>> Start LISTED ENTRIES

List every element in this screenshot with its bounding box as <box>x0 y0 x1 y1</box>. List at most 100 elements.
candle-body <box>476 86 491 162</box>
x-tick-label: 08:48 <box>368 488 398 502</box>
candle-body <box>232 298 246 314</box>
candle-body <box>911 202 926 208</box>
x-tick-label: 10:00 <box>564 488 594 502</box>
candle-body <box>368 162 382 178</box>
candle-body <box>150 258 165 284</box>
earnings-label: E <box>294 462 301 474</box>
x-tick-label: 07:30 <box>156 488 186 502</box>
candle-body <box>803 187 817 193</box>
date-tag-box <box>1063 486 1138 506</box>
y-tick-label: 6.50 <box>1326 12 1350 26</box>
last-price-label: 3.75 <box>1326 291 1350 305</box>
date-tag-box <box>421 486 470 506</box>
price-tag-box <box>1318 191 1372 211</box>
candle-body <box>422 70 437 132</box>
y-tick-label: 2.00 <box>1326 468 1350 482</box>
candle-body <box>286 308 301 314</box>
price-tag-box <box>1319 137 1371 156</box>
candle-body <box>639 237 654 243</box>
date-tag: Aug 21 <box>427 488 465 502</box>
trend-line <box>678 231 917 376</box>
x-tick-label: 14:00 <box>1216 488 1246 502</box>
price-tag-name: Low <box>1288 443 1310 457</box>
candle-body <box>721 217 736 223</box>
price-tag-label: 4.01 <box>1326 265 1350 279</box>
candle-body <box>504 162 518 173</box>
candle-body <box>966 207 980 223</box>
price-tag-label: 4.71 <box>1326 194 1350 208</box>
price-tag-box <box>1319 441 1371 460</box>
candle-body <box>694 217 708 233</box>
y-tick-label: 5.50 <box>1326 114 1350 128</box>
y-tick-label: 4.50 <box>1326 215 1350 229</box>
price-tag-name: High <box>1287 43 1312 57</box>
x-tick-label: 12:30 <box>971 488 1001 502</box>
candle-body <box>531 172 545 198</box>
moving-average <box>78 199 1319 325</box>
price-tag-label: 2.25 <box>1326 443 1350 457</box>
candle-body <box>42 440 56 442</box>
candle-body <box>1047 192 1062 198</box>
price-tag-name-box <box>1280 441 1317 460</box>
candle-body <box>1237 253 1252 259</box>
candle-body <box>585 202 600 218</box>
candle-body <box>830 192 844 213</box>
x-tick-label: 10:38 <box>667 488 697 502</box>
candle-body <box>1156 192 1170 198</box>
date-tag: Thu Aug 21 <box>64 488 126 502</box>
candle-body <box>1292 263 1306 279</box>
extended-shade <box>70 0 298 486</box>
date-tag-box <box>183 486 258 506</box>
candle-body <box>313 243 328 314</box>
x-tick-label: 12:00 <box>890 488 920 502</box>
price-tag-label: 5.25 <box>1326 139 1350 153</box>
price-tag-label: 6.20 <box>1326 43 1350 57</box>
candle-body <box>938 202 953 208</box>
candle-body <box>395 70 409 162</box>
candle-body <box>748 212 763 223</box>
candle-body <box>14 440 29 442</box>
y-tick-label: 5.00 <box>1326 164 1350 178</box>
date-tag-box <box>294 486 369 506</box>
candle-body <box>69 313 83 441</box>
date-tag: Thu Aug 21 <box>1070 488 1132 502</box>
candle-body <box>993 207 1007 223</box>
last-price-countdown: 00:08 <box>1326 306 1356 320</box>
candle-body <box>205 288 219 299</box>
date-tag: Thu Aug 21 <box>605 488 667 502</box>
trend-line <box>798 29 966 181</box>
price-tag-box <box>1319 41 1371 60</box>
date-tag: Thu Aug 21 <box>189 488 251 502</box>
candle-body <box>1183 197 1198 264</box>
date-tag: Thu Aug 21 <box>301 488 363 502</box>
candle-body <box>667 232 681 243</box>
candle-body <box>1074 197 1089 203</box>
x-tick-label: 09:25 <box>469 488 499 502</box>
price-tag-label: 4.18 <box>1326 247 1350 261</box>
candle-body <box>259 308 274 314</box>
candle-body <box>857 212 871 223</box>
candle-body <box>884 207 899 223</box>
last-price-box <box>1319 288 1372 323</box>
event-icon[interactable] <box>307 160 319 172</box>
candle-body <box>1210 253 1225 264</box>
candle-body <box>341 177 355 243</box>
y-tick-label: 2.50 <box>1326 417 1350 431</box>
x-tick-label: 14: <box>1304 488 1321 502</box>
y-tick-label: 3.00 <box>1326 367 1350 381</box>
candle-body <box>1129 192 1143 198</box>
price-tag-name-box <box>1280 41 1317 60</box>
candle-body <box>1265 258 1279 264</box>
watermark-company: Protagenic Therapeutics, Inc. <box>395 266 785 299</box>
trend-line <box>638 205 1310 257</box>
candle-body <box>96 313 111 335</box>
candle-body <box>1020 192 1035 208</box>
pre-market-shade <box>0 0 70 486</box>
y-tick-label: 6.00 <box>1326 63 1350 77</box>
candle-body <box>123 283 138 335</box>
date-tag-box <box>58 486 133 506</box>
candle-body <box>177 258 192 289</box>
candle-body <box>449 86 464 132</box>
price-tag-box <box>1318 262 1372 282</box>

>> End LISTED ENTRIES

Copy the entire listing above line for line, without changing anything.

List every element in this screenshot with its bounding box as <box>x0 y0 x1 y1</box>. List at most 100 elements.
candle-body <box>476 86 491 162</box>
x-tick-label: 08:48 <box>368 488 398 502</box>
candle-body <box>232 298 246 314</box>
candle-body <box>911 202 926 208</box>
x-tick-label: 10:00 <box>564 488 594 502</box>
candle-body <box>368 162 382 178</box>
candle-body <box>150 258 165 284</box>
earnings-label: E <box>294 462 301 474</box>
x-tick-label: 07:30 <box>156 488 186 502</box>
candle-body <box>803 187 817 193</box>
date-tag-box <box>1063 486 1138 506</box>
y-tick-label: 6.50 <box>1326 12 1350 26</box>
last-price-label: 3.75 <box>1326 291 1350 305</box>
date-tag-box <box>421 486 470 506</box>
price-tag-box <box>1318 191 1372 211</box>
candle-body <box>422 70 437 132</box>
y-tick-label: 2.00 <box>1326 468 1350 482</box>
candle-body <box>286 308 301 314</box>
price-tag-box <box>1319 137 1371 156</box>
candle-body <box>639 237 654 243</box>
date-tag: Aug 21 <box>427 488 465 502</box>
trend-line <box>678 231 917 376</box>
x-tick-label: 14:00 <box>1216 488 1246 502</box>
price-tag-name: Low <box>1288 443 1310 457</box>
candle-body <box>721 217 736 223</box>
price-tag-label: 4.01 <box>1326 265 1350 279</box>
candle-body <box>504 162 518 173</box>
candle-body <box>966 207 980 223</box>
price-tag-label: 4.71 <box>1326 194 1350 208</box>
price-tag-box <box>1319 441 1371 460</box>
candle-body <box>694 217 708 233</box>
y-tick-label: 5.50 <box>1326 114 1350 128</box>
y-tick-label: 4.50 <box>1326 215 1350 229</box>
price-tag-name: High <box>1287 43 1312 57</box>
x-tick-label: 12:30 <box>971 488 1001 502</box>
candle-body <box>531 172 545 198</box>
moving-average <box>78 199 1319 325</box>
price-tag-label: 2.25 <box>1326 443 1350 457</box>
candle-body <box>42 440 56 442</box>
candle-body <box>1047 192 1062 198</box>
price-tag-name-box <box>1280 441 1317 460</box>
candle-body <box>1237 253 1252 259</box>
candle-body <box>585 202 600 218</box>
candle-body <box>830 192 844 213</box>
x-tick-label: 10:38 <box>667 488 697 502</box>
candle-body <box>1156 192 1170 198</box>
date-tag: Thu Aug 21 <box>64 488 126 502</box>
candle-body <box>1292 263 1306 279</box>
extended-shade <box>70 0 298 486</box>
date-tag-box <box>183 486 258 506</box>
candle-body <box>313 243 328 314</box>
x-tick-label: 12:00 <box>890 488 920 502</box>
price-tag-label: 5.25 <box>1326 139 1350 153</box>
price-tag-label: 6.20 <box>1326 43 1350 57</box>
candle-body <box>938 202 953 208</box>
candle-body <box>395 70 409 162</box>
candle-body <box>748 212 763 223</box>
candle-body <box>14 440 29 442</box>
y-tick-label: 5.00 <box>1326 164 1350 178</box>
date-tag-box <box>294 486 369 506</box>
candle-body <box>69 313 83 441</box>
date-tag: Thu Aug 21 <box>1070 488 1132 502</box>
candle-body <box>993 207 1007 223</box>
last-price-countdown: 00:08 <box>1326 306 1356 320</box>
candle-body <box>205 288 219 299</box>
date-tag: Thu Aug 21 <box>605 488 667 502</box>
trend-line <box>798 29 966 181</box>
price-tag-box <box>1319 41 1371 60</box>
date-tag: Thu Aug 21 <box>189 488 251 502</box>
candle-body <box>1183 197 1198 264</box>
date-tag: Thu Aug 21 <box>301 488 363 502</box>
candle-body <box>667 232 681 243</box>
candle-body <box>1074 197 1089 203</box>
x-tick-label: 09:25 <box>469 488 499 502</box>
price-tag-label: 4.18 <box>1326 247 1350 261</box>
candle-body <box>259 308 274 314</box>
candle-body <box>857 212 871 223</box>
candle-body <box>884 207 899 223</box>
last-price-box <box>1319 288 1372 323</box>
event-icon[interactable] <box>307 160 319 172</box>
candle-body <box>1210 253 1225 264</box>
candle-body <box>341 177 355 243</box>
y-tick-label: 2.50 <box>1326 417 1350 431</box>
x-tick-label: 14: <box>1304 488 1321 502</box>
y-tick-label: 3.00 <box>1326 367 1350 381</box>
candle-body <box>1129 192 1143 198</box>
price-tag-name-box <box>1280 41 1317 60</box>
candle-body <box>1265 258 1279 264</box>
watermark-company: Protagenic Therapeutics, Inc. <box>395 266 785 299</box>
trend-line <box>638 205 1310 257</box>
candle-body <box>96 313 111 335</box>
candle-body <box>1020 192 1035 208</box>
pre-market-shade <box>0 0 70 486</box>
y-tick-label: 6.00 <box>1326 63 1350 77</box>
candle-body <box>123 283 138 335</box>
date-tag-box <box>58 486 133 506</box>
candle-body <box>177 258 192 289</box>
candle-body <box>449 86 464 132</box>
price-tag-box <box>1318 262 1372 282</box>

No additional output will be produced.